| BRIEF |
Search the records below for the word "นหรอก" and show every line where it occurs.

━━━━━━

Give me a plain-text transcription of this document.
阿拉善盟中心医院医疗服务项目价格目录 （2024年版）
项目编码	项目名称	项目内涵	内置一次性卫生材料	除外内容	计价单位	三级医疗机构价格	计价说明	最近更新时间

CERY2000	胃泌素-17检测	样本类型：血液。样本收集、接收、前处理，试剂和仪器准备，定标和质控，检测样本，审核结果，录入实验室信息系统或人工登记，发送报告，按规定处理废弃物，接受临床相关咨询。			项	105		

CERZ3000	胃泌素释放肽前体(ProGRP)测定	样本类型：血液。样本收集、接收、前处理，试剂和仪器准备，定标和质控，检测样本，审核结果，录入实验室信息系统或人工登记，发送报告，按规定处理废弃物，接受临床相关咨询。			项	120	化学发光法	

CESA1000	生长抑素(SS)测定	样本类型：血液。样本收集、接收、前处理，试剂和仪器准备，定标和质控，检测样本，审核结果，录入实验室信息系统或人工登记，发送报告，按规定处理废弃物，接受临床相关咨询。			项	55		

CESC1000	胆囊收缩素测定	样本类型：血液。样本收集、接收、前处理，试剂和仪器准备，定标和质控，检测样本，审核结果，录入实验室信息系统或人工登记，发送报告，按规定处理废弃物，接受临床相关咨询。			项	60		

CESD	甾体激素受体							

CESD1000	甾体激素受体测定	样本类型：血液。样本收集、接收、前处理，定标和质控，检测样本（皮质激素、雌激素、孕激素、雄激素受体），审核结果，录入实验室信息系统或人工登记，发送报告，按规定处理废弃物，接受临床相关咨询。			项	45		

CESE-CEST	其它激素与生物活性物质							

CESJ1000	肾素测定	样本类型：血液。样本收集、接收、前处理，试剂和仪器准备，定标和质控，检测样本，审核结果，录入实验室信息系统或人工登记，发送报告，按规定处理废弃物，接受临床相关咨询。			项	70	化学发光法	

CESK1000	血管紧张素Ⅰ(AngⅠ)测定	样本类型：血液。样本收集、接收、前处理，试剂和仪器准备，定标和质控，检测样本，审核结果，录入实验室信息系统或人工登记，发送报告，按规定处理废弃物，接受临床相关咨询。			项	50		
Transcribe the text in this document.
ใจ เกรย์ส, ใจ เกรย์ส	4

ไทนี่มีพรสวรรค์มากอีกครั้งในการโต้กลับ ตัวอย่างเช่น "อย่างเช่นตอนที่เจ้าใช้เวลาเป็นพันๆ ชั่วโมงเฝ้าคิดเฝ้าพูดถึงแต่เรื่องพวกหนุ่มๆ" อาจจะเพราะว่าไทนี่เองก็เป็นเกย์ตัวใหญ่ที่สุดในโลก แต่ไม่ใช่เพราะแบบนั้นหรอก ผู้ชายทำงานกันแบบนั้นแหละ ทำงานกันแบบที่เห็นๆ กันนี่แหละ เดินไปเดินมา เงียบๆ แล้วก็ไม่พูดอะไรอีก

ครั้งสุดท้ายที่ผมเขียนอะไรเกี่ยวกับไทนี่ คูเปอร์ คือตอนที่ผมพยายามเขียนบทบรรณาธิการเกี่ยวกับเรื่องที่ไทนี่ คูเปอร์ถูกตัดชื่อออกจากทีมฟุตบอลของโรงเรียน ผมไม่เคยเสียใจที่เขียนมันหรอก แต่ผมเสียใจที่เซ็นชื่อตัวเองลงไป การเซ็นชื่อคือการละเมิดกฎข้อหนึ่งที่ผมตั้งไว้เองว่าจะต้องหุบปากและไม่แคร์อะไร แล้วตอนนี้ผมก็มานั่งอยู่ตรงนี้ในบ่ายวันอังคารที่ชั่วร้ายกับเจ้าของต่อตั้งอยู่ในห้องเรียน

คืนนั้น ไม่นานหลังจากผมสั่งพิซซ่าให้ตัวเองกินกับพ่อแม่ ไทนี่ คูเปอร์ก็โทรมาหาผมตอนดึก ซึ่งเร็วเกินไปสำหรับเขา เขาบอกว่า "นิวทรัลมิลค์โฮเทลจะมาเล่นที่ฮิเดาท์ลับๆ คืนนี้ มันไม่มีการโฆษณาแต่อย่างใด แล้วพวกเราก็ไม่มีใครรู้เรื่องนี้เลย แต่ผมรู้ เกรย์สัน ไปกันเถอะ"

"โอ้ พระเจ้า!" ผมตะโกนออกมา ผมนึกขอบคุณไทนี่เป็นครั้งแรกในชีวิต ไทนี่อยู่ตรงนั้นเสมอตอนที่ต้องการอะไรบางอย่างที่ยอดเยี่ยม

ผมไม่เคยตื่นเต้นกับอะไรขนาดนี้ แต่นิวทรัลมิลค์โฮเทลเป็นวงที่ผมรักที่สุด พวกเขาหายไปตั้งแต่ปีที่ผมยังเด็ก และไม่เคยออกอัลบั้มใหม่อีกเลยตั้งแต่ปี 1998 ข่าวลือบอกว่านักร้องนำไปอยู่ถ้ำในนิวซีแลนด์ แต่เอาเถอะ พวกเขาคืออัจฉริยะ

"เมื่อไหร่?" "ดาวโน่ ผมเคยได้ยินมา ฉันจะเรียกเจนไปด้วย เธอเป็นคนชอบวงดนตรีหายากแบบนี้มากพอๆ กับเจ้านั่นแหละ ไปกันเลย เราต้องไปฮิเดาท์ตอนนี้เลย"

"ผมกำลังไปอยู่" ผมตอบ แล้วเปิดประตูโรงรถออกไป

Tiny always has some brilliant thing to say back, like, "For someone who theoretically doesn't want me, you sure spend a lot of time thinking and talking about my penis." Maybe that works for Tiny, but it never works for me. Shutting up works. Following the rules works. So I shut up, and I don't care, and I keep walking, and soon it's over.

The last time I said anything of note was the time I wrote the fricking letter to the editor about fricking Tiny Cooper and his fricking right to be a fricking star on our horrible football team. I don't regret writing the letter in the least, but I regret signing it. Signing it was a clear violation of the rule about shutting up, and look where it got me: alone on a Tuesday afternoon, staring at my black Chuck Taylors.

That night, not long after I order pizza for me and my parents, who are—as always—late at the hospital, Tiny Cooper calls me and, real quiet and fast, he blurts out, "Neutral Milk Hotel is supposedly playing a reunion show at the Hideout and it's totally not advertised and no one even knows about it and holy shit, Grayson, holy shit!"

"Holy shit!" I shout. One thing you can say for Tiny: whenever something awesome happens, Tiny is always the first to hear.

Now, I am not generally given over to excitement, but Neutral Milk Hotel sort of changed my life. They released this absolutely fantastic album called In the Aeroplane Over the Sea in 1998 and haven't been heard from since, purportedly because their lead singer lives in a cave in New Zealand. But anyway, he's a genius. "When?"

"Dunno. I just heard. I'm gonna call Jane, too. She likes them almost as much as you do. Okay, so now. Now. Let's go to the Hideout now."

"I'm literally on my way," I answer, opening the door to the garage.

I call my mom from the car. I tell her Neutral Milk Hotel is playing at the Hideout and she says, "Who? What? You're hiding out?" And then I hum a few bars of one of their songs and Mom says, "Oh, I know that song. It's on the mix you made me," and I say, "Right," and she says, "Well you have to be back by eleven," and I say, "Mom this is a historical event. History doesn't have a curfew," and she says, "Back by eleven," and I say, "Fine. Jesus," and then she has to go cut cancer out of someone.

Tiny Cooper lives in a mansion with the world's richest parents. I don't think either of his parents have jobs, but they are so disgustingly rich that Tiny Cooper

━━━━━━

| ANSWER TO THIS PROBLEM |
ไทนี่มีพรสวรรค์มากอีกครั้งในการโต้กลับ ตัวอย่างเช่น "อย่างเช่นตอนที่เจ้าใช้เวลาเป็นพันๆ ชั่วโมงเฝ้าคิดเฝ้าพูดถึงแต่เรื่องพวกหนุ่มๆ" อาจจะเพราะว่าไทนี่เองก็เป็นเกย์ตัวใหญ่ที่สุดในโลก แต่ไม่ใช่เพราะแบบนั้นหรอก ผู้ชายทำงานกันแบบนั้นแหละ ทำงานกันแบบที่เห็นๆ กันนี่แหละ เดินไปเดินมา เงียบๆ แล้วก็ไม่พูดอะไรอีก
ครั้งสุดท้ายที่ผมเขียนอะไรเกี่ยวกับไทนี่ คูเปอร์ คือตอนที่ผมพยายามเขียนบทบรรณาธิการเกี่ยวกับเรื่องที่ไทนี่ คูเปอร์ถูกตัดชื่อออกจากทีมฟุตบอลของโรงเรียน ผมไม่เคยเสียใจที่เขียนมันหรอก แต่ผมเสียใจที่เซ็นชื่อตัวเองลงไป การเซ็นชื่อคือการละเมิดกฎข้อหนึ่งที่ผมตั้งไว้เองว่าจะต้องหุบปากและไม่แคร์อะไร แล้วตอนนี้ผมก็มานั่งอยู่ตรงนี้ในบ่ายวันอังคารที่ชั่วร้ายกับเจ้าของต่อตั้งอยู่ในห้องเรียน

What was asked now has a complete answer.